▶ _DIRECTION_
The entries below are to be repeated exactly as they stand.
──────────
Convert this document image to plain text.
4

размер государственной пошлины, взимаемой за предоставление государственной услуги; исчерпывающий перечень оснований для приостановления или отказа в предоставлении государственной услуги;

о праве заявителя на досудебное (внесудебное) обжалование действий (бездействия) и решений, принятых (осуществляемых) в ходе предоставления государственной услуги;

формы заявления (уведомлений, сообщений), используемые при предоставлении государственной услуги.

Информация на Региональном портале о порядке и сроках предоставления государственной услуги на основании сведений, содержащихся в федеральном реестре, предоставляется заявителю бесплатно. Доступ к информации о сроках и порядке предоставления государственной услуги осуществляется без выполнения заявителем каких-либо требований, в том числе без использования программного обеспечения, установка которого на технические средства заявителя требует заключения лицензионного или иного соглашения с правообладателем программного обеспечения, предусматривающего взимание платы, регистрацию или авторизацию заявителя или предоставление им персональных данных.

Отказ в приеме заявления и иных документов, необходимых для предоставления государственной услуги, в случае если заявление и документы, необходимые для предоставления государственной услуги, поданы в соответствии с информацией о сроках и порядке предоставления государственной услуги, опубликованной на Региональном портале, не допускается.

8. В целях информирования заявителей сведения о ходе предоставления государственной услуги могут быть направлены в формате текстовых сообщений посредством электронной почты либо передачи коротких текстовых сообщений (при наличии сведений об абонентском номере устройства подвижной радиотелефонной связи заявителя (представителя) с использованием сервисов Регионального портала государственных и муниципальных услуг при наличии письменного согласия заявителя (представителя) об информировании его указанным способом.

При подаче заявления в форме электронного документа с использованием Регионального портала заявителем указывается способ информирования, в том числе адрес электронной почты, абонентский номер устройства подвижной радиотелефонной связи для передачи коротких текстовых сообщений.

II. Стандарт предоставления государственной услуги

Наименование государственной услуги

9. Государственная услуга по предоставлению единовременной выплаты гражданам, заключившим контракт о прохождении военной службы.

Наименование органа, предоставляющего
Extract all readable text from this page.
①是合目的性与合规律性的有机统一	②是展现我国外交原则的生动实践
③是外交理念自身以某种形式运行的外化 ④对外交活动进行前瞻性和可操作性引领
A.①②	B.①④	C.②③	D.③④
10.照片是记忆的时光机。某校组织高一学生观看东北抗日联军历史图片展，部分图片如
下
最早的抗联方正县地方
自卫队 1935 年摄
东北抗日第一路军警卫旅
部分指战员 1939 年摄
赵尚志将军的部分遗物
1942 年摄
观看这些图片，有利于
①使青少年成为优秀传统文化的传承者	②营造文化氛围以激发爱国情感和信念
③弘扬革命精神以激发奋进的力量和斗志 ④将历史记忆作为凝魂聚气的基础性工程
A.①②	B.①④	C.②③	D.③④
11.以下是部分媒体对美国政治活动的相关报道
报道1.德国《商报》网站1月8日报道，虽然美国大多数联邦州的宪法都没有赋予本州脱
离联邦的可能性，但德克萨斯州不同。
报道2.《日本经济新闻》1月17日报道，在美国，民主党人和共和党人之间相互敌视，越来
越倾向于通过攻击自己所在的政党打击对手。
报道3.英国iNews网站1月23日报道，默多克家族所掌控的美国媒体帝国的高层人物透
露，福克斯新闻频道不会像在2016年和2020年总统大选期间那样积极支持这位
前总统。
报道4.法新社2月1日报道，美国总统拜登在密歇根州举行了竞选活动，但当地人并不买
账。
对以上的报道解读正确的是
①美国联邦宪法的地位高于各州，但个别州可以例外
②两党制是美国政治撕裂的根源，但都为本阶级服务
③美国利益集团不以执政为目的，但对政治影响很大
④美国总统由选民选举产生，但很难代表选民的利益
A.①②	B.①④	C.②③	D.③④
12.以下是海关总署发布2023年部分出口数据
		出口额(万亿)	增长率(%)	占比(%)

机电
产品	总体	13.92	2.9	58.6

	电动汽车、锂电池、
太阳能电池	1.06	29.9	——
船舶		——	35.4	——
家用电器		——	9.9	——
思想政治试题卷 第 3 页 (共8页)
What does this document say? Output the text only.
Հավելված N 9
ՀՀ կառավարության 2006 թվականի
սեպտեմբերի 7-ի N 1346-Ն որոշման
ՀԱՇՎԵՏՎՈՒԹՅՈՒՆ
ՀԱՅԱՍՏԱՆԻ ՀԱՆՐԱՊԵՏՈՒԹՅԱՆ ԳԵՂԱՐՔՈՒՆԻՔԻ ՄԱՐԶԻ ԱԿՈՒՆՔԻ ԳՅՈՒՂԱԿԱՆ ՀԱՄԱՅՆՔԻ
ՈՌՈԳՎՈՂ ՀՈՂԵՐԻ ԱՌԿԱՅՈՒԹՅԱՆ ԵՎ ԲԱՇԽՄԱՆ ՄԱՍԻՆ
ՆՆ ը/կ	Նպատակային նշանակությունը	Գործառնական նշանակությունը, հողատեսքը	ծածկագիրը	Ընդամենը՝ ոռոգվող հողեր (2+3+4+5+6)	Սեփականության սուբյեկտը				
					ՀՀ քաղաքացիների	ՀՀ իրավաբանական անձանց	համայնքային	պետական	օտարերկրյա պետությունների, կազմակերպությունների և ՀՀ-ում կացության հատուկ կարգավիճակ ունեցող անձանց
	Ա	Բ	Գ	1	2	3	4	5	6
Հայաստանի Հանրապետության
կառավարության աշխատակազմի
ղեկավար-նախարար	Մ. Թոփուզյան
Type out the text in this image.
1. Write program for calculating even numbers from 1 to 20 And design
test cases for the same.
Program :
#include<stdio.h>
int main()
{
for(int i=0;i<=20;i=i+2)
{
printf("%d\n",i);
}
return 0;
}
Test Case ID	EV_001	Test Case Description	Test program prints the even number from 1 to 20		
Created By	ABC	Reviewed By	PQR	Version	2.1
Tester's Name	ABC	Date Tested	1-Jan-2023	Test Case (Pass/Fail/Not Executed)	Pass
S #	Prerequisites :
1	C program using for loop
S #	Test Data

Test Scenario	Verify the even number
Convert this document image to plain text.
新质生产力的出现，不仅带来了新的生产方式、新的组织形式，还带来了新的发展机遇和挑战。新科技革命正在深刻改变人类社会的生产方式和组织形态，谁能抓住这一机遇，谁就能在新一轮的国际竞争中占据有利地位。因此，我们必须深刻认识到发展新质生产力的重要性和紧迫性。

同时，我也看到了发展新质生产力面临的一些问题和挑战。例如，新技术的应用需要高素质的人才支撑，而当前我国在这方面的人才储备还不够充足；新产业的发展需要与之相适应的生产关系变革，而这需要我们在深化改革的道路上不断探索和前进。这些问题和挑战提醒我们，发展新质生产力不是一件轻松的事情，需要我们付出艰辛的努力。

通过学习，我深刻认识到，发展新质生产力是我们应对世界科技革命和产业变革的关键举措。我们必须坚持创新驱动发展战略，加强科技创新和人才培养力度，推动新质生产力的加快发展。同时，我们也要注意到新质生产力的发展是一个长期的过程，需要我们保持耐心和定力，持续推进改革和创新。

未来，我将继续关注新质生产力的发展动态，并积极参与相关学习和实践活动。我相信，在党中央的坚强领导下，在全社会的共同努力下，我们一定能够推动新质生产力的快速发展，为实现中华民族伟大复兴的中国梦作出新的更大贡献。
──────────
▶ _SOLUTION BELOW_
Convert this document image to plain text.
4

размер государственной пошлины, взимаемой за предоставление государственной услуги; исчерпывающий перечень оснований для приостановления или отказа в предоставлении государственной услуги;

о праве заявителя на досудебное (внесудебное) обжалование действий (бездействия) и решений, принятых (осуществляемых) в ходе предоставления государственной услуги;

формы заявления (уведомлений, сообщений), используемые при предоставлении государственной услуги.

Информация на Региональном портале о порядке и сроках предоставления государственной услуги на основании сведений, содержащихся в федеральном реестре, предоставляется заявителю бесплатно. Доступ к информации о сроках и порядке предоставления государственной услуги осуществляется без выполнения заявителем каких-либо требований, в том числе без использования программного обеспечения, установка которого на технические средства заявителя требует заключения лицензионного или иного соглашения с правообладателем программного обеспечения, предусматривающего взимание платы, регистрацию или авторизацию заявителя или предоставление им персональных данных.

Отказ в приеме заявления и иных документов, необходимых для предоставления государственной услуги, в случае если заявление и документы, необходимые для предоставления государственной услуги, поданы в соответствии с информацией о сроках и порядке предоставления государственной услуги, опубликованной на Региональном портале, не допускается.

8. В целях информирования заявителей сведения о ходе предоставления государственной услуги могут быть направлены в формате текстовых сообщений посредством электронной почты либо передачи коротких текстовых сообщений (при наличии сведений об абонентском номере устройства подвижной радиотелефонной связи заявителя (представителя) с использованием сервисов Регионального портала государственных и муниципальных услуг при наличии письменного согласия заявителя (представителя) об информировании его указанным способом.

При подаче заявления в форме электронного документа с использованием Регионального портала заявителем указывается способ информирования, в том числе адрес электронной почты, абонентский номер устройства подвижной радиотелефонной связи для передачи коротких текстовых сообщений.

II. Стандарт предоставления государственной услуги

Наименование государственной услуги

9. Государственная услуга по предоставлению единовременной выплаты гражданам, заключившим контракт о прохождении военной службы.

Наименование органа, предоставляющего
Extract all readable text from this page.
①是合目的性与合规律性的有机统一	②是展现我国外交原则的生动实践
③是外交理念自身以某种形式运行的外化 ④对外交活动进行前瞻性和可操作性引领
A.①②	B.①④	C.②③	D.③④
10.照片是记忆的时光机。某校组织高一学生观看东北抗日联军历史图片展，部分图片如
下
最早的抗联方正县地方
自卫队 1935 年摄
东北抗日第一路军警卫旅
部分指战员 1939 年摄
赵尚志将军的部分遗物
1942 年摄
观看这些图片，有利于
①使青少年成为优秀传统文化的传承者	②营造文化氛围以激发爱国情感和信念
③弘扬革命精神以激发奋进的力量和斗志 ④将历史记忆作为凝魂聚气的基础性工程
A.①②	B.①④	C.②③	D.③④
11.以下是部分媒体对美国政治活动的相关报道
报道1.德国《商报》网站1月8日报道，虽然美国大多数联邦州的宪法都没有赋予本州脱
离联邦的可能性，但德克萨斯州不同。
报道2.《日本经济新闻》1月17日报道，在美国，民主党人和共和党人之间相互敌视，越来
越倾向于通过攻击自己所在的政党打击对手。
报道3.英国iNews网站1月23日报道，默多克家族所掌控的美国媒体帝国的高层人物透
露，福克斯新闻频道不会像在2016年和2020年总统大选期间那样积极支持这位
前总统。
报道4.法新社2月1日报道，美国总统拜登在密歇根州举行了竞选活动，但当地人并不买
账。
对以上的报道解读正确的是
①美国联邦宪法的地位高于各州，但个别州可以例外
②两党制是美国政治撕裂的根源，但都为本阶级服务
③美国利益集团不以执政为目的，但对政治影响很大
④美国总统由选民选举产生，但很难代表选民的利益
A.①②	B.①④	C.②③	D.③④
12.以下是海关总署发布2023年部分出口数据
		出口额(万亿)	增长率(%)	占比(%)

机电
产品	总体	13.92	2.9	58.6

	电动汽车、锂电池、
太阳能电池	1.06	29.9	——
船舶		——	35.4	——
家用电器		——	9.9	——
思想政治试题卷 第 3 页 (共8页)
What does this document say? Output the text only.
Հավելված N 9
ՀՀ կառավարության 2006 թվականի
սեպտեմբերի 7-ի N 1346-Ն որոշման
ՀԱՇՎԵՏՎՈՒԹՅՈՒՆ
ՀԱՅԱՍՏԱՆԻ ՀԱՆՐԱՊԵՏՈՒԹՅԱՆ ԳԵՂԱՐՔՈՒՆԻՔԻ ՄԱՐԶԻ ԱԿՈՒՆՔԻ ԳՅՈՒՂԱԿԱՆ ՀԱՄԱՅՆՔԻ
ՈՌՈԳՎՈՂ ՀՈՂԵՐԻ ԱՌԿԱՅՈՒԹՅԱՆ ԵՎ ԲԱՇԽՄԱՆ ՄԱՍԻՆ
ՆՆ ը/կ	Նպատակային նշանակությունը	Գործառնական նշանակությունը, հողատեսքը	ծածկագիրը	Ընդամենը՝ ոռոգվող հողեր (2+3+4+5+6)	Սեփականության սուբյեկտը				
					ՀՀ քաղաքացիների	ՀՀ իրավաբանական անձանց	համայնքային	պետական	օտարերկրյա պետությունների, կազմակերպությունների և ՀՀ-ում կացության հատուկ կարգավիճակ ունեցող անձանց
	Ա	Բ	Գ	1	2	3	4	5	6
Հայաստանի Հանրապետության
կառավարության աշխատակազմի
ղեկավար-նախարար	Մ. Թոփուզյան
Type out the text in this image.
1. Write program for calculating even numbers from 1 to 20 And design
test cases for the same.
Program :
#include<stdio.h>
int main()
{
for(int i=0;i<=20;i=i+2)
{
printf("%d\n",i);
}
return 0;
}
Test Case ID	EV_001	Test Case Description	Test program prints the even number from 1 to 20		
Created By	ABC	Reviewed By	PQR	Version	2.1
Tester's Name	ABC	Date Tested	1-Jan-2023	Test Case (Pass/Fail/Not Executed)	Pass
S #	Prerequisites :
1	C program using for loop
S #	Test Data

Test Scenario	Verify the even number
Convert this document image to plain text.
新质生产力的出现，不仅带来了新的生产方式、新的组织形式，还带来了新的发展机遇和挑战。新科技革命正在深刻改变人类社会的生产方式和组织形态，谁能抓住这一机遇，谁就能在新一轮的国际竞争中占据有利地位。因此，我们必须深刻认识到发展新质生产力的重要性和紧迫性。

同时，我也看到了发展新质生产力面临的一些问题和挑战。例如，新技术的应用需要高素质的人才支撑，而当前我国在这方面的人才储备还不够充足；新产业的发展需要与之相适应的生产关系变革，而这需要我们在深化改革的道路上不断探索和前进。这些问题和挑战提醒我们，发展新质生产力不是一件轻松的事情，需要我们付出艰辛的努力。

通过学习，我深刻认识到，发展新质生产力是我们应对世界科技革命和产业变革的关键举措。我们必须坚持创新驱动发展战略，加强科技创新和人才培养力度，推动新质生产力的加快发展。同时，我们也要注意到新质生产力的发展是一个长期的过程，需要我们保持耐心和定力，持续推进改革和创新。

未来，我将继续关注新质生产力的发展动态，并积极参与相关学习和实践活动。我相信，在党中央的坚强领导下，在全社会的共同努力下，我们一定能够推动新质生产力的快速发展，为实现中华民族伟大复兴的中国梦作出新的更大贡献。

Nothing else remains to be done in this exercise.